> _Saved entries_
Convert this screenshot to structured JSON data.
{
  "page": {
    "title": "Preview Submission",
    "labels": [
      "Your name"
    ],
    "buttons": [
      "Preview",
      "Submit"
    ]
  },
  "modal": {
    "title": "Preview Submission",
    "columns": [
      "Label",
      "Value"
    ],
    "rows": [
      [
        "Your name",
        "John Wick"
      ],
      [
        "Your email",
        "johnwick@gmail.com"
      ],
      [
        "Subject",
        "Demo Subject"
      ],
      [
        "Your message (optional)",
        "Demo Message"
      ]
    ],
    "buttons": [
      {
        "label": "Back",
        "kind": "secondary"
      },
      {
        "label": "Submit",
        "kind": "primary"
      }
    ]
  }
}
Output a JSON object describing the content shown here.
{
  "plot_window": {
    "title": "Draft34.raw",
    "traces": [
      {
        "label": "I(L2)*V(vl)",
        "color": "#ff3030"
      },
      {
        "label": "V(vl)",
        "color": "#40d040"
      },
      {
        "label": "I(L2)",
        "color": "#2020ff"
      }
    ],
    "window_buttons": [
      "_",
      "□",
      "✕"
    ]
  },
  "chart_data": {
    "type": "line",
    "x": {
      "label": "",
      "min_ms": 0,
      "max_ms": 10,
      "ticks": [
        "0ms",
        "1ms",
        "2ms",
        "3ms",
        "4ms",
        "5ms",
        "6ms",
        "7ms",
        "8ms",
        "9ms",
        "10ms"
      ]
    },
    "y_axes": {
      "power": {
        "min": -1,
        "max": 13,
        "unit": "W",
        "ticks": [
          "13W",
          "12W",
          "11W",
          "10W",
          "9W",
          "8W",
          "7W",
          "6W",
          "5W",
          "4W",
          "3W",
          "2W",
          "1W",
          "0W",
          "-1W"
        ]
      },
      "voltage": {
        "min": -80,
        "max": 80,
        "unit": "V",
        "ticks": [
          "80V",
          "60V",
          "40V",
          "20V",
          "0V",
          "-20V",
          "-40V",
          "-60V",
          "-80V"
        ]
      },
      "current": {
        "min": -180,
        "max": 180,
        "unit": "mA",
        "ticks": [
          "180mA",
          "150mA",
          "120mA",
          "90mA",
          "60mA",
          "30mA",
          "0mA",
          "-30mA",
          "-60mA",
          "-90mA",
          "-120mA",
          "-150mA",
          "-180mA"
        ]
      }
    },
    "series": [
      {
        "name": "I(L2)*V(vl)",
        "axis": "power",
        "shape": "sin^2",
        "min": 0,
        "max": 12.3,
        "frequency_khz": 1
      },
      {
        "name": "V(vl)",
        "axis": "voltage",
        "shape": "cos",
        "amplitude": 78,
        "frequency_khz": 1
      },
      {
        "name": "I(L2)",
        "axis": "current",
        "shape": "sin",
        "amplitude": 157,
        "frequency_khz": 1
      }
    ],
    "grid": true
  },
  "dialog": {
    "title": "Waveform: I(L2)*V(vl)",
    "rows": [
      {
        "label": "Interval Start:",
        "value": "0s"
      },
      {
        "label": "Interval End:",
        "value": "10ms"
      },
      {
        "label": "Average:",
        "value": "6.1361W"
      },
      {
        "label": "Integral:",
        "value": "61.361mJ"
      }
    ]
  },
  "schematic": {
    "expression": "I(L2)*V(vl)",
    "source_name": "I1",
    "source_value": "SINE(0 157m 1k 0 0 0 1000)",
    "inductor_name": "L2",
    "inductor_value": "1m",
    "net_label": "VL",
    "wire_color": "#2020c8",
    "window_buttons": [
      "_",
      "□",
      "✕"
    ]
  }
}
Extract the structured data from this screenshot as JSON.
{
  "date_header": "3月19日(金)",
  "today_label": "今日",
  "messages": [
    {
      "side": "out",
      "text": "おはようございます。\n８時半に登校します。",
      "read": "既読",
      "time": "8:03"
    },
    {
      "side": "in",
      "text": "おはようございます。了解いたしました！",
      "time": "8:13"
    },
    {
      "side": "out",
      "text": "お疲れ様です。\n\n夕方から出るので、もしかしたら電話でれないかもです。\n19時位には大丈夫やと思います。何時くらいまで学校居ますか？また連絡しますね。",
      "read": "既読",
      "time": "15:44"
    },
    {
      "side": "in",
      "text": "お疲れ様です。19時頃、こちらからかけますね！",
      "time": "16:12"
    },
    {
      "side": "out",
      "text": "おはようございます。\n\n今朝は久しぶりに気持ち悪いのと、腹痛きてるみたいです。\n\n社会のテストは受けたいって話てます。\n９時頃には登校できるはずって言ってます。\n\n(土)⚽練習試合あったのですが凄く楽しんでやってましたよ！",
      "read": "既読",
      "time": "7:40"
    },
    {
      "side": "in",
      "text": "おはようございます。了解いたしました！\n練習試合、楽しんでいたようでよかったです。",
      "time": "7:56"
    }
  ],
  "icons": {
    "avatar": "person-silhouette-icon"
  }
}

==

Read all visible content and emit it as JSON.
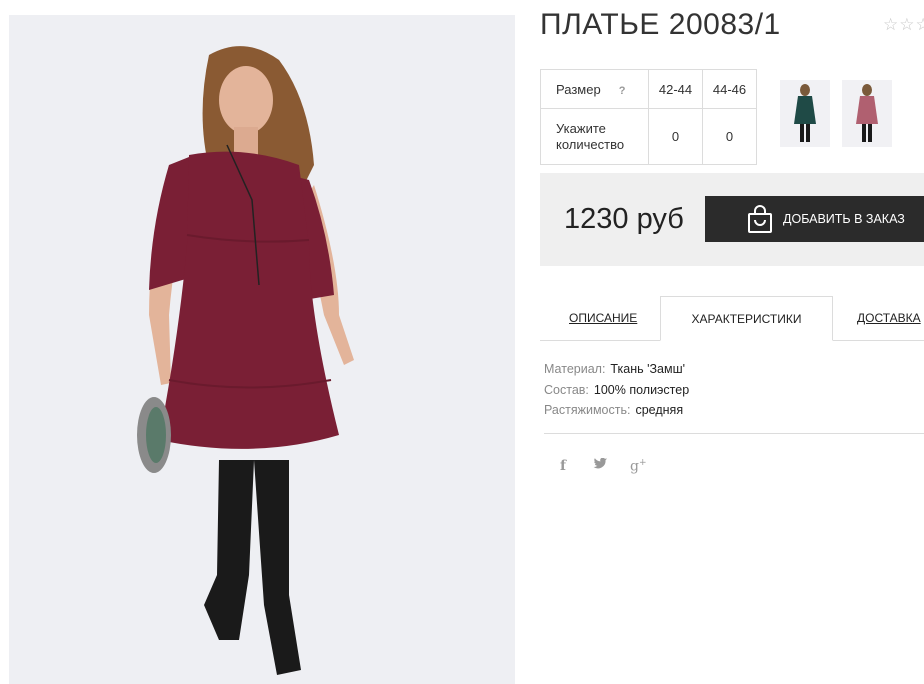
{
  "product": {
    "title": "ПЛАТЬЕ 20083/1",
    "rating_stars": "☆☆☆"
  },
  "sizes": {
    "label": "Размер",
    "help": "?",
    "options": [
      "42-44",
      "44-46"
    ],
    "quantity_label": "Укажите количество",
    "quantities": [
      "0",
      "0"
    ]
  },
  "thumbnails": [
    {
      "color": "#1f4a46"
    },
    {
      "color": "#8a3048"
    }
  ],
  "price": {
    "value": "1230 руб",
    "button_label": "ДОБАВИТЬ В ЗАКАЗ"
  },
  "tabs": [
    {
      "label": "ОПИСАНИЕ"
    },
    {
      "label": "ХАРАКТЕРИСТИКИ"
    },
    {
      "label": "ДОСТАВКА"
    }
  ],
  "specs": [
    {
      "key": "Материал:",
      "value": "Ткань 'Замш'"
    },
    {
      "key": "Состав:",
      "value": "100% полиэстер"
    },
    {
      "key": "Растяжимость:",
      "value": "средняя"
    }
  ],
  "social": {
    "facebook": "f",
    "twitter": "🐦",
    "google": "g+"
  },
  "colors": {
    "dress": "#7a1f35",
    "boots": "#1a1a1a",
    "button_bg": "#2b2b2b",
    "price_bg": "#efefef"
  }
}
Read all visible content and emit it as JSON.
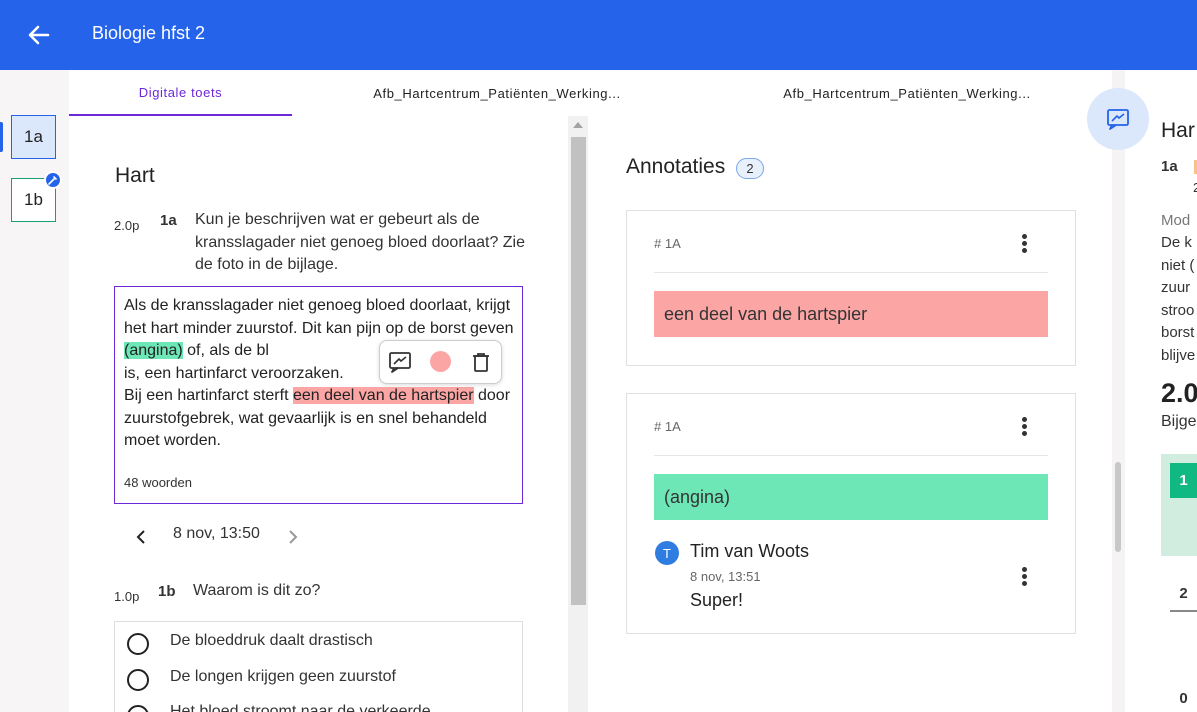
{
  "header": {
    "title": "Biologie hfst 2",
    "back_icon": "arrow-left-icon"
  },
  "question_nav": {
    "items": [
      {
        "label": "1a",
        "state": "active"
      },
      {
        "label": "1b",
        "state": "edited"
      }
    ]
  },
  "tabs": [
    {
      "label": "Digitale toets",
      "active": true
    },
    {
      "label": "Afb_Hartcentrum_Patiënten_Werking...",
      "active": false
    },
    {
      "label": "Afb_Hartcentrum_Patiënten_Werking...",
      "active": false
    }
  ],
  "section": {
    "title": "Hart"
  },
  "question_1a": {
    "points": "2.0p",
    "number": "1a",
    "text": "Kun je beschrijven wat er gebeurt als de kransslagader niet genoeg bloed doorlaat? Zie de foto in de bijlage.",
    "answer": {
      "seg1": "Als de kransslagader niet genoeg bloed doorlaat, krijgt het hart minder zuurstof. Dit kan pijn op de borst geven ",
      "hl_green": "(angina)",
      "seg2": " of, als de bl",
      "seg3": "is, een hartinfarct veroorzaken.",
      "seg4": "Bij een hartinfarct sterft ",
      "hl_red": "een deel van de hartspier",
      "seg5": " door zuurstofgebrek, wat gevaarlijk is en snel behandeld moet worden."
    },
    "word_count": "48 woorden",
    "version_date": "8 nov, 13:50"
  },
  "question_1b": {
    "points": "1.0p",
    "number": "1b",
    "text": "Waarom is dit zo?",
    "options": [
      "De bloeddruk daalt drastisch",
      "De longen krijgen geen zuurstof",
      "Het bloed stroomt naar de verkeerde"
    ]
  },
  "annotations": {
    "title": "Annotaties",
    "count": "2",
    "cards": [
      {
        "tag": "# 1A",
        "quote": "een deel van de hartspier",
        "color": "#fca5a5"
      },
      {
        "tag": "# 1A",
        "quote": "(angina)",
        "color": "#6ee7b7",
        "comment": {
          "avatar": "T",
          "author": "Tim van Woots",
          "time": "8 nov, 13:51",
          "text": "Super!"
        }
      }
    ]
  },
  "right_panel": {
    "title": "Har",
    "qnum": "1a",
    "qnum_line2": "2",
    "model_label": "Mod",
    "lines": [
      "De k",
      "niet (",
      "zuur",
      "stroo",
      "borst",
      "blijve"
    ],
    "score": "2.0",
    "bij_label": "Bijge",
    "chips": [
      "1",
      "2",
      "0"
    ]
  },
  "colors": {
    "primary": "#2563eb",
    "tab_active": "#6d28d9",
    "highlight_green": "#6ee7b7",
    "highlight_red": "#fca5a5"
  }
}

--

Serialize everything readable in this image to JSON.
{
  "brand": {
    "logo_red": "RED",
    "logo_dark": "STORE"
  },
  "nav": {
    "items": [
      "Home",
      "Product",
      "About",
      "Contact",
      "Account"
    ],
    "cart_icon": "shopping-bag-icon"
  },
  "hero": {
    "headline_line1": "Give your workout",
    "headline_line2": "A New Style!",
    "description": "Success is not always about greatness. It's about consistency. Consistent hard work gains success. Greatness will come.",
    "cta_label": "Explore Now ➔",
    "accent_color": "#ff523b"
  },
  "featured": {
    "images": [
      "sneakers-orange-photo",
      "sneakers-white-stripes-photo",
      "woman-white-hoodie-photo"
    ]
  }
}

> _WHAT YOU WILL DO_
Copy out every line of the data that includes "quote".

> _REPLY TO THE EXERCISE_
        "quote": "een deel van de hartspier",
        "quote": "(angina)",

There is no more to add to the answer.